**Exercise task**
Compile every line that includes the word "amet".

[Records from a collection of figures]
··········

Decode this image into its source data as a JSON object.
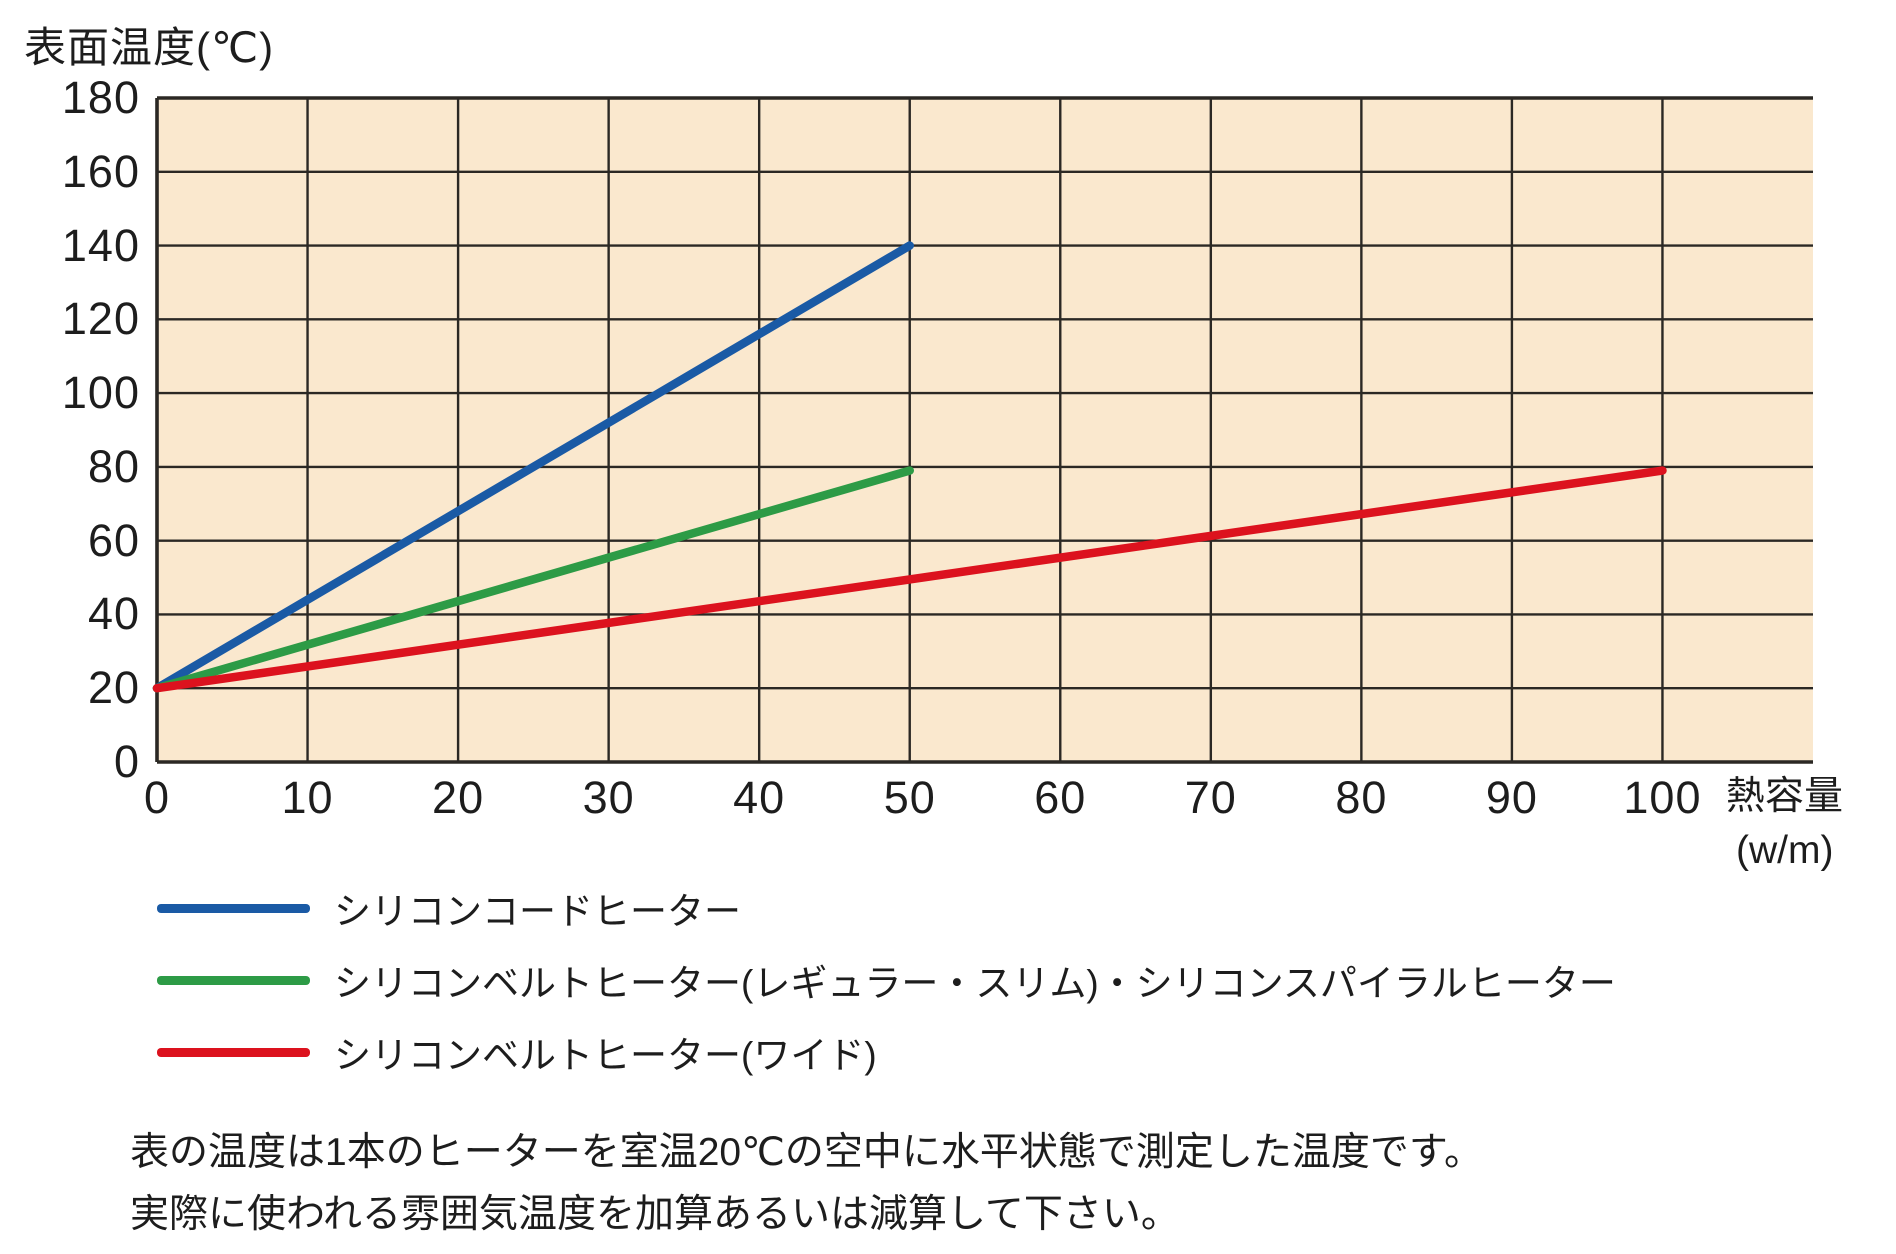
{
  "title": "表面温度(℃)",
  "chart_data": {
    "type": "line",
    "title": "表面温度(℃)",
    "xlabel": "熱容量",
    "xlabel_unit": "(w/m)",
    "ylabel": "表面温度(℃)",
    "xlim": [
      0,
      110
    ],
    "ylim": [
      0,
      180
    ],
    "xticks": [
      0,
      10,
      20,
      30,
      40,
      50,
      60,
      70,
      80,
      90,
      100
    ],
    "yticks": [
      0,
      20,
      40,
      60,
      80,
      100,
      120,
      140,
      160,
      180
    ],
    "grid": true,
    "plot_bg": "#FAE8CE",
    "grid_color": "#2B2824",
    "legend_position": "below-left",
    "series": [
      {
        "name": "シリコンコードヒーター",
        "color": "#1A5AA5",
        "points": [
          [
            0,
            20
          ],
          [
            50,
            140
          ]
        ]
      },
      {
        "name": "シリコンベルトヒーター(レギュラー・スリム)・シリコンスパイラルヒーター",
        "color": "#2D9B46",
        "points": [
          [
            0,
            20
          ],
          [
            50,
            79
          ]
        ]
      },
      {
        "name": "シリコンベルトヒーター(ワイド)",
        "color": "#DC121E",
        "points": [
          [
            0,
            20
          ],
          [
            100,
            79
          ]
        ]
      }
    ]
  },
  "notes": [
    "表の温度は1本のヒーターを室温20℃の空中に水平状態で測定した温度です。",
    "実際に使われる雰囲気温度を加算あるいは減算して下さい。"
  ]
}
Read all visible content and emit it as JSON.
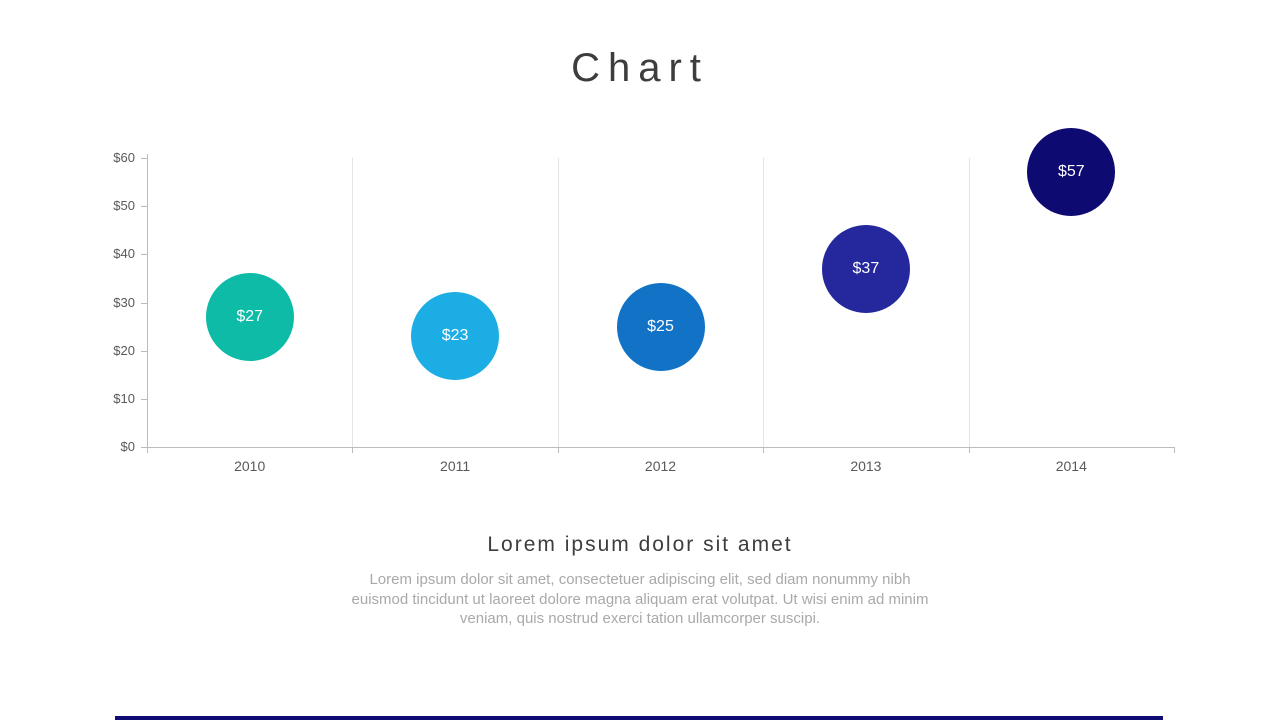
{
  "slide": {
    "title": "Chart",
    "subtitle": "Lorem ipsum dolor sit amet",
    "body_text": "Lorem ipsum dolor sit amet, consectetuer adipiscing elit, sed diam nonummy nibh\neuismod tincidunt ut laoreet dolore magna aliquam erat volutpat. Ut wisi enim ad minim\nveniam, quis nostrud exerci tation ullamcorper suscipi.",
    "accent_bar_color": "#0e0b74"
  },
  "chart_data": {
    "type": "scatter",
    "subtype": "bubble",
    "title": "Chart",
    "categories": [
      "2010",
      "2011",
      "2012",
      "2013",
      "2014"
    ],
    "values": [
      27,
      23,
      25,
      37,
      57
    ],
    "point_labels": [
      "$27",
      "$23",
      "$25",
      "$37",
      "$57"
    ],
    "bubble_colors": [
      "#0dbba7",
      "#1cade4",
      "#1273c6",
      "#24289c",
      "#0d0a72"
    ],
    "point_label_color": "#ffffff",
    "y_ticks": [
      "$60",
      "$50",
      "$40",
      "$30",
      "$20",
      "$10",
      "$0"
    ],
    "ylim": [
      0,
      60
    ],
    "xlabel": "",
    "ylabel": "",
    "grid": "vertical category separators only",
    "legend": "none"
  }
}
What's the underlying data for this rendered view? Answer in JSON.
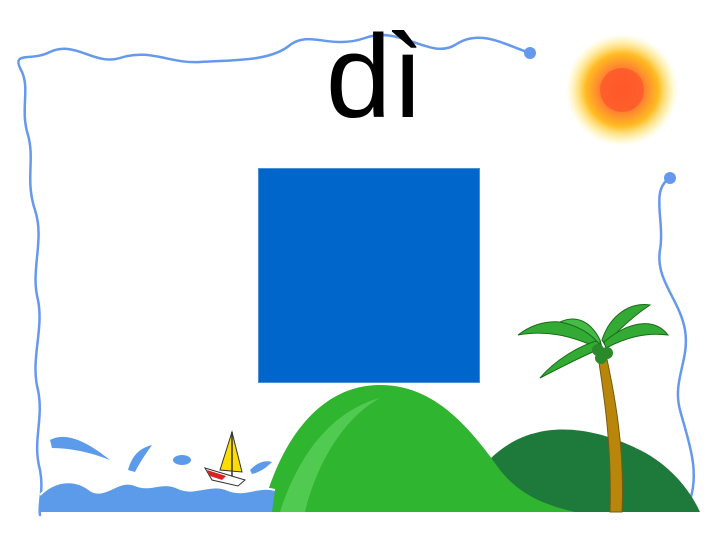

··········

**Task solution**
    "subtitle": "Lorem ipsum dolor sit amet",
    "body_text": "Lorem ipsum dolor sit amet, consectetuer adipiscing elit, sed diam nonummy nibh\neuismod tincidunt ut laoreet dolore magna aliquam erat volutpat. Ut wisi enim ad minim\nveniam, quis nostrud exerci tation ullamcorper suscipi.",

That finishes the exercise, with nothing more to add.